DONNÉES À TRAITER:
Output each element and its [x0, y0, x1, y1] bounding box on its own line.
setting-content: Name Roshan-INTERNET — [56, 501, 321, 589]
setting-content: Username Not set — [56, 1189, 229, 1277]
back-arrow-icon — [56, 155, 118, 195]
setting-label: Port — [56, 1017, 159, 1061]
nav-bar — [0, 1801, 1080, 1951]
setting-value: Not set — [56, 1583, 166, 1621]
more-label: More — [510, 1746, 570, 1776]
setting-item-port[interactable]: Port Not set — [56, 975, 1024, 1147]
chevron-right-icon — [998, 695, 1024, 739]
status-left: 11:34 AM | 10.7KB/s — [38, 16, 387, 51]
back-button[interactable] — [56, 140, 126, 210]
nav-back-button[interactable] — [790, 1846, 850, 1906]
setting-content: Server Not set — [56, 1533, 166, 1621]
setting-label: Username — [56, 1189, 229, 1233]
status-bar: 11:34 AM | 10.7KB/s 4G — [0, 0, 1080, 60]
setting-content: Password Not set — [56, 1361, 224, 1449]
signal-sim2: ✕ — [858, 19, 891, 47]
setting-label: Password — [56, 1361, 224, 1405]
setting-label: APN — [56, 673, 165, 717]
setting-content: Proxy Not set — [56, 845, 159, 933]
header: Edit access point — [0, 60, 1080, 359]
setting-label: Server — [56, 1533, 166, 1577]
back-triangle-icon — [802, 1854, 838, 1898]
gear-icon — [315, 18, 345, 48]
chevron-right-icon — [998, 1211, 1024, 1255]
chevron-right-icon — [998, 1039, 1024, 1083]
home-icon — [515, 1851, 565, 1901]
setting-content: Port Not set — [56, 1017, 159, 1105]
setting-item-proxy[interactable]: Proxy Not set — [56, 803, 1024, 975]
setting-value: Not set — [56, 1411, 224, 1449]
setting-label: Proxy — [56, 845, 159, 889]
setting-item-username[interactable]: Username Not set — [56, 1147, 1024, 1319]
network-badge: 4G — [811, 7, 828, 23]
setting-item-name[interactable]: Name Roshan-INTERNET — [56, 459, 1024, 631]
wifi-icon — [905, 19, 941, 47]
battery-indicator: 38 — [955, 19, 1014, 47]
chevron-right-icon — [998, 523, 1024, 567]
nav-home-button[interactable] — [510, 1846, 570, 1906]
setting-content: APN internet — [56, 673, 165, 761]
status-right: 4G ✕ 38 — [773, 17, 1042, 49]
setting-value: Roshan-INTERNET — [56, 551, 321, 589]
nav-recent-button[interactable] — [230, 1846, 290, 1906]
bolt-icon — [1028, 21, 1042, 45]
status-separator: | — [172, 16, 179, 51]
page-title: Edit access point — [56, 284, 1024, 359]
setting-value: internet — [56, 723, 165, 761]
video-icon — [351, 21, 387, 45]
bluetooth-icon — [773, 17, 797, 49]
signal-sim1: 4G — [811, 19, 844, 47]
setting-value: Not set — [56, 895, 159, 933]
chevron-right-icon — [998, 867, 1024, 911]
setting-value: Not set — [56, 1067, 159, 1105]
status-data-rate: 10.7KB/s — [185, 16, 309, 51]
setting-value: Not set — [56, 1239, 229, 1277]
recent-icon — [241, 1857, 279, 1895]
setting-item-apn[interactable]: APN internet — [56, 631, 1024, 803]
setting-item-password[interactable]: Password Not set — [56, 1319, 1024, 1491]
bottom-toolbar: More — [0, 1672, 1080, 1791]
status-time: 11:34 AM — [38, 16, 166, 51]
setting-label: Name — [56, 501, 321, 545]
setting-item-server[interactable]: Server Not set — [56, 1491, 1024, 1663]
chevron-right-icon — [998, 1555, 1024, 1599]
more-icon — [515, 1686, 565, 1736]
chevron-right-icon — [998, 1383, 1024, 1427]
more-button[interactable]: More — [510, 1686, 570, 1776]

EXERCICE À TRAITER:
Recopiez toutes les lignes ci-dessus en remplaçant « Not set » par « Non défini », sans rien modifier d'autre.

CORRIGÉ:
Output each element and its [x0, y0, x1, y1] bounding box on its own line.
setting-content: Name Roshan-INTERNET — [56, 501, 321, 589]
setting-content: Username Non défini — [56, 1189, 229, 1277]
back-arrow-icon — [56, 155, 118, 195]
setting-label: Port — [56, 1017, 159, 1061]
nav-bar — [0, 1801, 1080, 1951]
setting-value: Non défini — [56, 1583, 166, 1621]
more-label: More — [510, 1746, 570, 1776]
setting-item-port[interactable]: Port Non défini — [56, 975, 1024, 1147]
chevron-right-icon — [998, 695, 1024, 739]
status-left: 11:34 AM | 10.7KB/s — [38, 16, 387, 51]
back-button[interactable] — [56, 140, 126, 210]
nav-back-button[interactable] — [790, 1846, 850, 1906]
setting-content: Server Non défini — [56, 1533, 166, 1621]
setting-label: Username — [56, 1189, 229, 1233]
status-bar: 11:34 AM | 10.7KB/s 4G — [0, 0, 1080, 60]
setting-content: Password Non défini — [56, 1361, 224, 1449]
signal-sim2: ✕ — [858, 19, 891, 47]
setting-label: Password — [56, 1361, 224, 1405]
setting-label: APN — [56, 673, 165, 717]
setting-content: Proxy Non défini — [56, 845, 159, 933]
header: Edit access point — [0, 60, 1080, 359]
setting-label: Server — [56, 1533, 166, 1577]
back-triangle-icon — [802, 1854, 838, 1898]
gear-icon — [315, 18, 345, 48]
chevron-right-icon — [998, 1211, 1024, 1255]
chevron-right-icon — [998, 1039, 1024, 1083]
home-icon — [515, 1851, 565, 1901]
setting-content: Port Non défini — [56, 1017, 159, 1105]
setting-item-proxy[interactable]: Proxy Non défini — [56, 803, 1024, 975]
setting-value: Non défini — [56, 1411, 224, 1449]
setting-label: Proxy — [56, 845, 159, 889]
setting-item-username[interactable]: Username Non défini — [56, 1147, 1024, 1319]
network-badge: 4G — [811, 7, 828, 23]
setting-item-name[interactable]: Name Roshan-INTERNET — [56, 459, 1024, 631]
wifi-icon — [905, 19, 941, 47]
battery-indicator: 38 — [955, 19, 1014, 47]
chevron-right-icon — [998, 523, 1024, 567]
nav-home-button[interactable] — [510, 1846, 570, 1906]
setting-content: APN internet — [56, 673, 165, 761]
status-right: 4G ✕ 38 — [773, 17, 1042, 49]
setting-value: Roshan-INTERNET — [56, 551, 321, 589]
nav-recent-button[interactable] — [230, 1846, 290, 1906]
bolt-icon — [1028, 21, 1042, 45]
status-separator: | — [172, 16, 179, 51]
page-title: Edit access point — [56, 284, 1024, 359]
setting-value: internet — [56, 723, 165, 761]
video-icon — [351, 21, 387, 45]
bluetooth-icon — [773, 17, 797, 49]
signal-sim1: 4G — [811, 19, 844, 47]
setting-value: Non défini — [56, 895, 159, 933]
chevron-right-icon — [998, 867, 1024, 911]
setting-value: Non défini — [56, 1067, 159, 1105]
status-data-rate: 10.7KB/s — [185, 16, 309, 51]
setting-value: Non défini — [56, 1239, 229, 1277]
recent-icon — [241, 1857, 279, 1895]
setting-item-apn[interactable]: APN internet — [56, 631, 1024, 803]
setting-item-password[interactable]: Password Non défini — [56, 1319, 1024, 1491]
bottom-toolbar: More — [0, 1672, 1080, 1791]
status-time: 11:34 AM — [38, 16, 166, 51]
setting-label: Name — [56, 501, 321, 545]
setting-item-server[interactable]: Server Non défini — [56, 1491, 1024, 1663]
chevron-right-icon — [998, 1555, 1024, 1599]
more-icon — [515, 1686, 565, 1736]
chevron-right-icon — [998, 1383, 1024, 1427]
more-button[interactable]: More — [510, 1686, 570, 1776]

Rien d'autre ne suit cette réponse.